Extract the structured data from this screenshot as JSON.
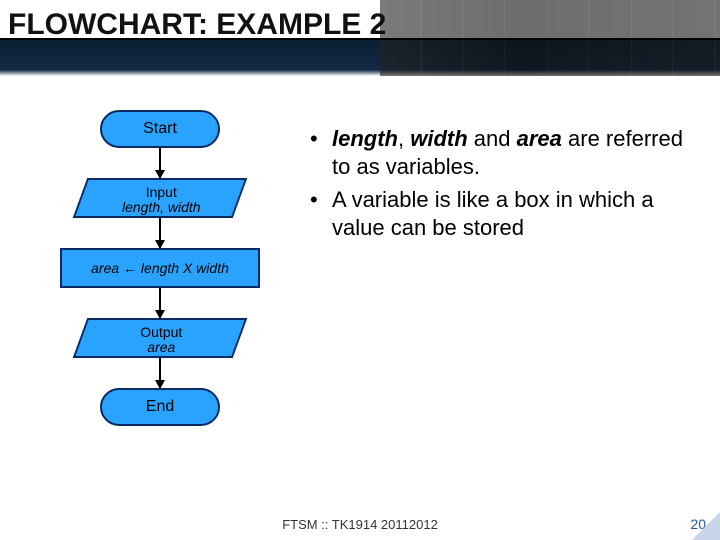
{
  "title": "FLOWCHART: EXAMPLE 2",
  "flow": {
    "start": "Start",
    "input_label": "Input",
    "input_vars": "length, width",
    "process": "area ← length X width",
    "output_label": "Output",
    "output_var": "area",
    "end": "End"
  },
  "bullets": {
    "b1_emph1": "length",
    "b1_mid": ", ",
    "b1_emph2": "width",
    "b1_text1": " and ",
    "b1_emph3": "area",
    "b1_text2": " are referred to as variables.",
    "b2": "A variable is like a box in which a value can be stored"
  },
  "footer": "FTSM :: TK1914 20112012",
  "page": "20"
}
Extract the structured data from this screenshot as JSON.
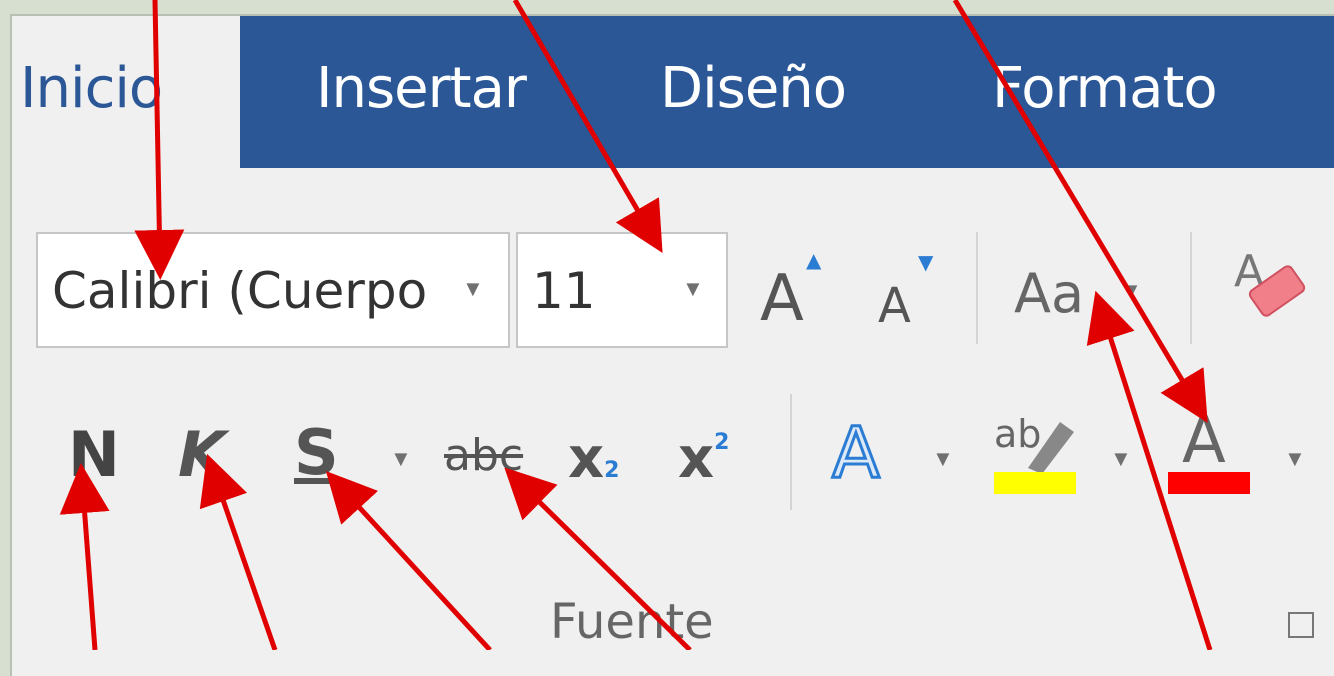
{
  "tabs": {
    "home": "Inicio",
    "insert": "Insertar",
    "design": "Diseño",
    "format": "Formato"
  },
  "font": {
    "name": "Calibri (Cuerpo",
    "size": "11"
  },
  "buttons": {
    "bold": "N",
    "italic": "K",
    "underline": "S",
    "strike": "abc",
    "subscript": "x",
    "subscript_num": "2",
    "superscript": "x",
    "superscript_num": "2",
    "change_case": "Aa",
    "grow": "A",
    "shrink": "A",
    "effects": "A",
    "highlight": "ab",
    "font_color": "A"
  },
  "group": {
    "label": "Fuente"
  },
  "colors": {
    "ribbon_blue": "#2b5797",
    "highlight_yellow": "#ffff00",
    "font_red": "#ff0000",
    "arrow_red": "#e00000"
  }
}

**What you have to do**: From the listing, extract all text exactly as given and drop any picture.

**Solved exercise**:
Extract the structured data from this screenshot as JSON.
{
  "title": "FLOWCHART: EXAMPLE 2",
  "flow": {
    "start": "Start",
    "input_label": "Input",
    "input_vars": "length, width",
    "process": "area ← length X width",
    "output_label": "Output",
    "output_var": "area",
    "end": "End"
  },
  "bullets": {
    "b1_emph1": "length",
    "b1_mid": ", ",
    "b1_emph2": "width",
    "b1_text1": " and ",
    "b1_emph3": "area",
    "b1_text2": " are referred to as variables.",
    "b2": "A variable is like a box in which a value can be stored"
  },
  "footer": "FTSM :: TK1914 20112012",
  "page": "20"
}
Extract the structured data from this screenshot as JSON.
{
  "tabs": {
    "home": "Inicio",
    "insert": "Insertar",
    "design": "Diseño",
    "format": "Formato"
  },
  "font": {
    "name": "Calibri (Cuerpo",
    "size": "11"
  },
  "buttons": {
    "bold": "N",
    "italic": "K",
    "underline": "S",
    "strike": "abc",
    "subscript": "x",
    "subscript_num": "2",
    "superscript": "x",
    "superscript_num": "2",
    "change_case": "Aa",
    "grow": "A",
    "shrink": "A",
    "effects": "A",
    "highlight": "ab",
    "font_color": "A"
  },
  "group": {
    "label": "Fuente"
  },
  "colors": {
    "ribbon_blue": "#2b5797",
    "highlight_yellow": "#ffff00",
    "font_red": "#ff0000",
    "arrow_red": "#e00000"
  }
}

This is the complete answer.